Copy each line of the data below with the word "Display".

━━━━━━

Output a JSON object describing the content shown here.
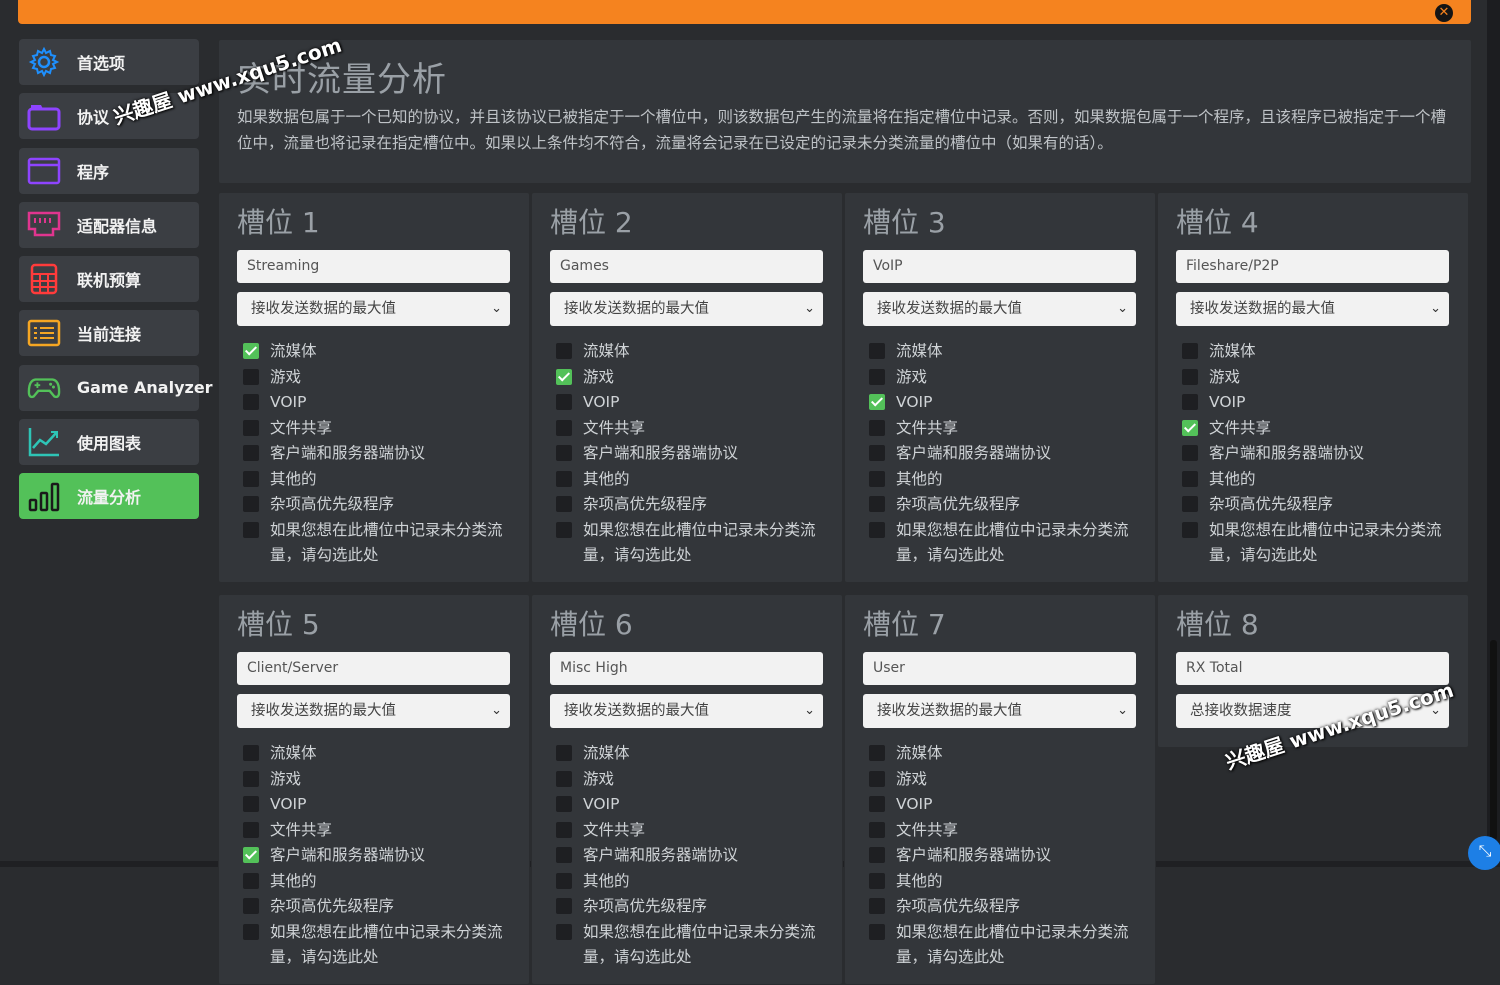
{
  "header": {
    "close_icon": "✕"
  },
  "sidebar": {
    "items": [
      {
        "label": "首选项",
        "icon": "gear-icon",
        "color": "#1e90ff",
        "active": false
      },
      {
        "label": "协议",
        "icon": "folder-icon",
        "color": "#8e44ff",
        "active": false
      },
      {
        "label": "程序",
        "icon": "window-icon",
        "color": "#8e44ff",
        "active": false
      },
      {
        "label": "适配器信息",
        "icon": "network-port-icon",
        "color": "#e0358f",
        "active": false
      },
      {
        "label": "联机预算",
        "icon": "calculator-icon",
        "color": "#ff3b3b",
        "active": false
      },
      {
        "label": "当前连接",
        "icon": "list-icon",
        "color": "#f5a623",
        "active": false
      },
      {
        "label": "Game Analyzer",
        "icon": "gamepad-icon",
        "color": "#53c159",
        "active": false
      },
      {
        "label": "使用图表",
        "icon": "line-chart-icon",
        "color": "#2ec4b6",
        "active": false
      },
      {
        "label": "流量分析",
        "icon": "bar-chart-icon",
        "color": "#1a1a1a",
        "active": true
      }
    ]
  },
  "main": {
    "title": "实时流量分析",
    "description": "如果数据包属于一个已知的协议，并且该协议已被指定于一个槽位中，则该数据包产生的流量将在指定槽位中记录。否则，如果数据包属于一个程序，且该程序已被指定于一个槽位中，流量也将记录在指定槽位中。如果以上条件均不符合，流量将会记录在已设定的记录未分类流量的槽位中（如果有的话）。"
  },
  "slots": [
    {
      "title": "槽位 1",
      "name": "Streaming",
      "metric": "接收发送数据的最大值",
      "checked": [
        0
      ]
    },
    {
      "title": "槽位 2",
      "name": "Games",
      "metric": "接收发送数据的最大值",
      "checked": [
        1
      ]
    },
    {
      "title": "槽位 3",
      "name": "VoIP",
      "metric": "接收发送数据的最大值",
      "checked": [
        2
      ]
    },
    {
      "title": "槽位 4",
      "name": "Fileshare/P2P",
      "metric": "接收发送数据的最大值",
      "checked": [
        3
      ]
    },
    {
      "title": "槽位 5",
      "name": "Client/Server",
      "metric": "接收发送数据的最大值",
      "checked": [
        4
      ]
    },
    {
      "title": "槽位 6",
      "name": "Misc High",
      "metric": "接收发送数据的最大值",
      "checked": []
    },
    {
      "title": "槽位 7",
      "name": "User",
      "metric": "接收发送数据的最大值",
      "checked": []
    },
    {
      "title": "槽位 8",
      "name": "RX Total",
      "metric": "总接收数据速度",
      "checked": []
    }
  ],
  "categories": [
    "流媒体",
    "游戏",
    "VOIP",
    "文件共享",
    "客户端和服务器端协议",
    "其他的",
    "杂项高优先级程序",
    "如果您想在此槽位中记录未分类流量，请勾选此处"
  ],
  "watermarks": [
    "兴趣屋 www.xqu5.com",
    "兴趣屋 www.xqu5.com"
  ],
  "colors": {
    "accent": "#f5831f",
    "active": "#53c159",
    "panel": "#33363a",
    "background": "#2a2c2f"
  }
}
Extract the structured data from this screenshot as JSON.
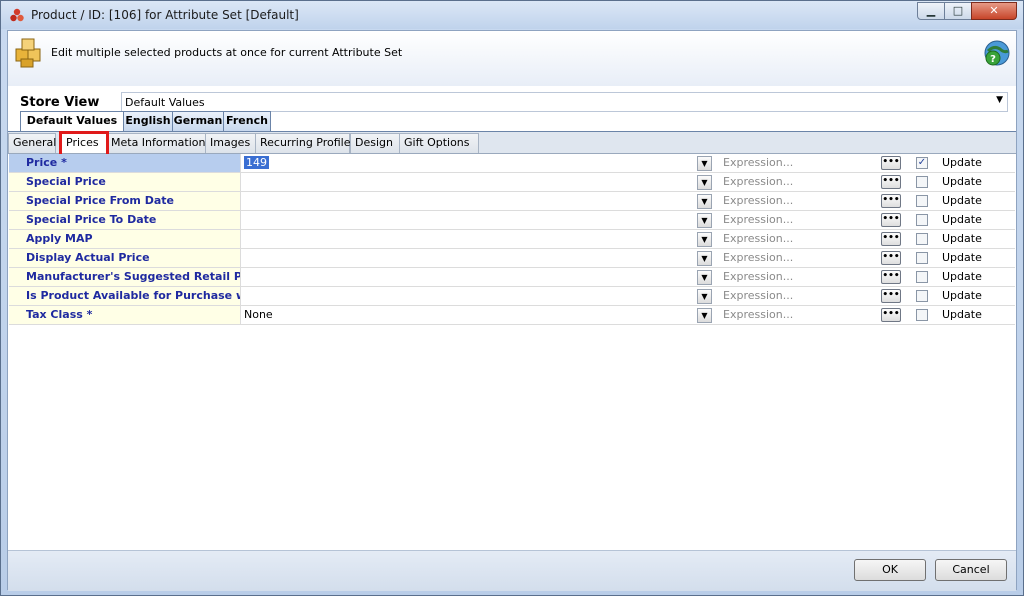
{
  "window": {
    "title": "Product / ID: [106] for Attribute Set [Default]",
    "minimize_glyph": "▁",
    "maximize_glyph": "□",
    "close_glyph": "✕"
  },
  "header": {
    "description": "Edit multiple selected products at once for current Attribute Set",
    "icon": "boxes-icon",
    "help_icon": "help-globe-icon"
  },
  "store_view": {
    "label": "Store View",
    "selected": "Default Values",
    "arrow": "▼",
    "tabs": [
      "Default Values",
      "English",
      "German",
      "French"
    ],
    "active_tab": "Default Values"
  },
  "tabs": {
    "items": [
      "General",
      "Prices",
      "Meta Information",
      "Images",
      "Recurring Profile",
      "Design",
      "Gift Options"
    ],
    "active": "Prices",
    "highlight_color": "#e01a1a"
  },
  "grid": {
    "expression_placeholder": "Expression...",
    "ellipsis": "•••",
    "dropdown_arrow": "▼",
    "update_label": "Update",
    "rows": [
      {
        "label": "Price *",
        "value": "149",
        "checked": true,
        "selected": true
      },
      {
        "label": "Special Price",
        "value": "",
        "checked": false
      },
      {
        "label": "Special Price From Date",
        "value": "",
        "checked": false
      },
      {
        "label": "Special Price To Date",
        "value": "",
        "checked": false
      },
      {
        "label": "Apply MAP",
        "value": "",
        "checked": false
      },
      {
        "label": "Display Actual Price",
        "value": "",
        "checked": false
      },
      {
        "label": "Manufacturer's Suggested Retail Price",
        "value": "",
        "checked": false
      },
      {
        "label": "Is Product Available for Purchase with Google Checkout",
        "value": "",
        "checked": false
      },
      {
        "label": "Tax Class *",
        "value": "None",
        "checked": false
      }
    ]
  },
  "footer": {
    "ok_label": "OK",
    "cancel_label": "Cancel"
  }
}
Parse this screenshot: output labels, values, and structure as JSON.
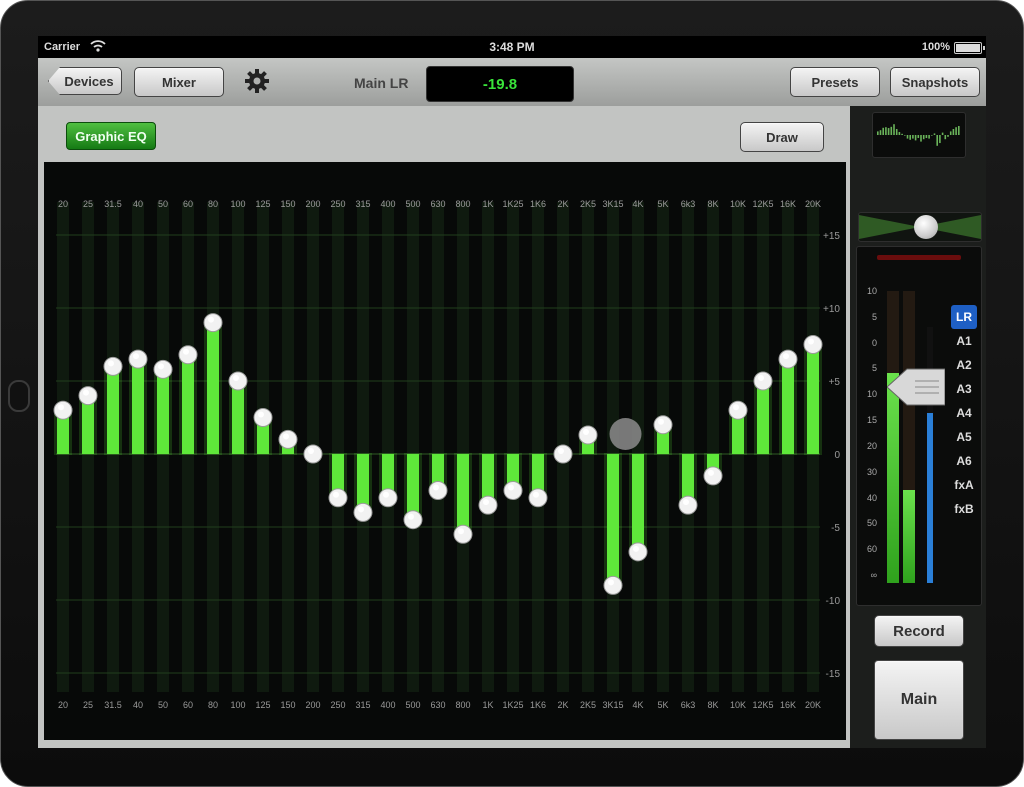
{
  "status": {
    "carrier": "Carrier",
    "time": "3:48 PM",
    "battery": "100%"
  },
  "toolbar": {
    "devices_label": "Devices",
    "mixer_label": "Mixer",
    "channel_label": "Main LR",
    "level_readout": "-19.8",
    "presets_label": "Presets",
    "snapshots_label": "Snapshots"
  },
  "eq": {
    "mode_label": "Graphic EQ",
    "draw_label": "Draw"
  },
  "chart_data": {
    "type": "bar",
    "categories": [
      "20",
      "25",
      "31.5",
      "40",
      "50",
      "60",
      "80",
      "100",
      "125",
      "150",
      "200",
      "250",
      "315",
      "400",
      "500",
      "630",
      "800",
      "1K",
      "1K25",
      "1K6",
      "2K",
      "2K5",
      "3K15",
      "4K",
      "5K",
      "6k3",
      "8K",
      "10K",
      "12K5",
      "16K",
      "20K"
    ],
    "values": [
      3,
      4,
      6,
      6.5,
      5.8,
      6.8,
      9,
      5,
      2.5,
      1,
      0,
      -3,
      -4,
      -3,
      -4.5,
      -2.5,
      -5.5,
      -3.5,
      -2.5,
      -3,
      0,
      1.3,
      -9,
      -6.7,
      2,
      -3.5,
      -1.5,
      3,
      5,
      6.5,
      7.5
    ],
    "y_ticks": [
      "+15",
      "+10",
      "+5",
      "0",
      "-5",
      "-10",
      "-15"
    ],
    "ylim": [
      -15,
      15
    ],
    "bar_color": "#5fe83a"
  },
  "sidebar": {
    "meter_scale": [
      "10",
      "5",
      "0",
      "5",
      "10",
      "15",
      "20",
      "30",
      "40",
      "50",
      "60",
      "∞"
    ],
    "meter_levels": [
      0.72,
      0.32
    ],
    "buses": [
      "LR",
      "A1",
      "A2",
      "A3",
      "A4",
      "A5",
      "A6",
      "fxA",
      "fxB"
    ],
    "record_label": "Record",
    "main_label": "Main"
  }
}
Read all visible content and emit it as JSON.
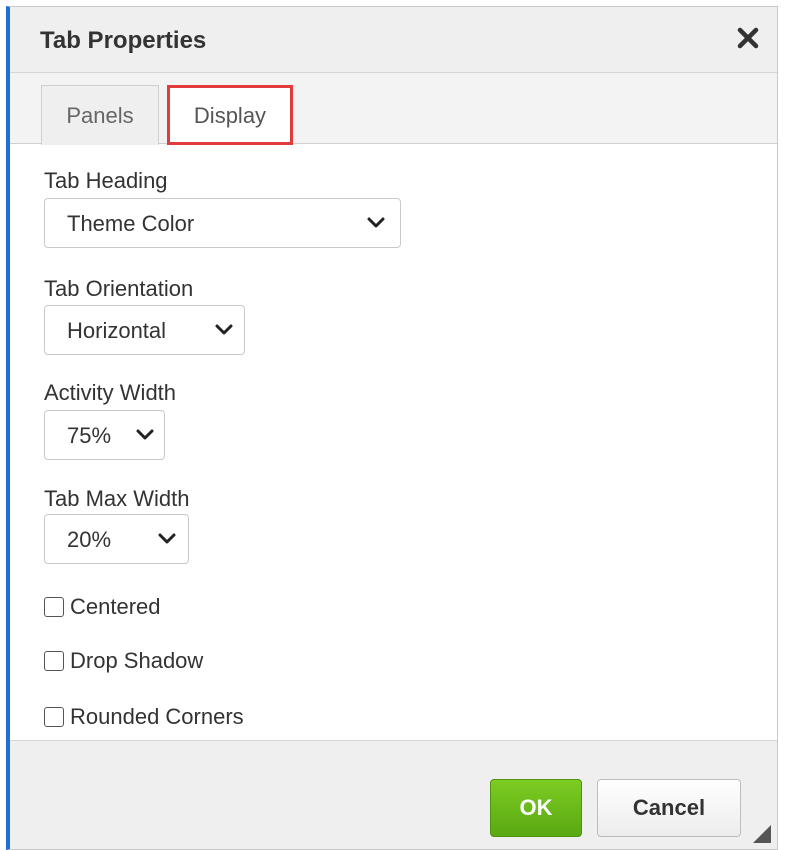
{
  "dialog": {
    "title": "Tab Properties",
    "close_icon": "close-icon"
  },
  "tabs": [
    {
      "label": "Panels",
      "active": false
    },
    {
      "label": "Display",
      "active": true
    }
  ],
  "fields": {
    "tab_heading": {
      "label": "Tab Heading",
      "value": "Theme Color"
    },
    "tab_orientation": {
      "label": "Tab Orientation",
      "value": "Horizontal"
    },
    "activity_width": {
      "label": "Activity Width",
      "value": "75%"
    },
    "tab_max_width": {
      "label": "Tab Max Width",
      "value": "20%"
    }
  },
  "checkboxes": [
    {
      "label": "Centered",
      "checked": false
    },
    {
      "label": "Drop Shadow",
      "checked": false
    },
    {
      "label": "Rounded Corners",
      "checked": false
    }
  ],
  "footer": {
    "ok_label": "OK",
    "cancel_label": "Cancel"
  },
  "colors": {
    "accent_border": "#1f6fd6",
    "active_tab_highlight": "#e23b3b",
    "ok_button": "#6ab91a"
  }
}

━━━━━━

Response to the exercise:
        "label": "Display Actual Price",
      "label": "Display",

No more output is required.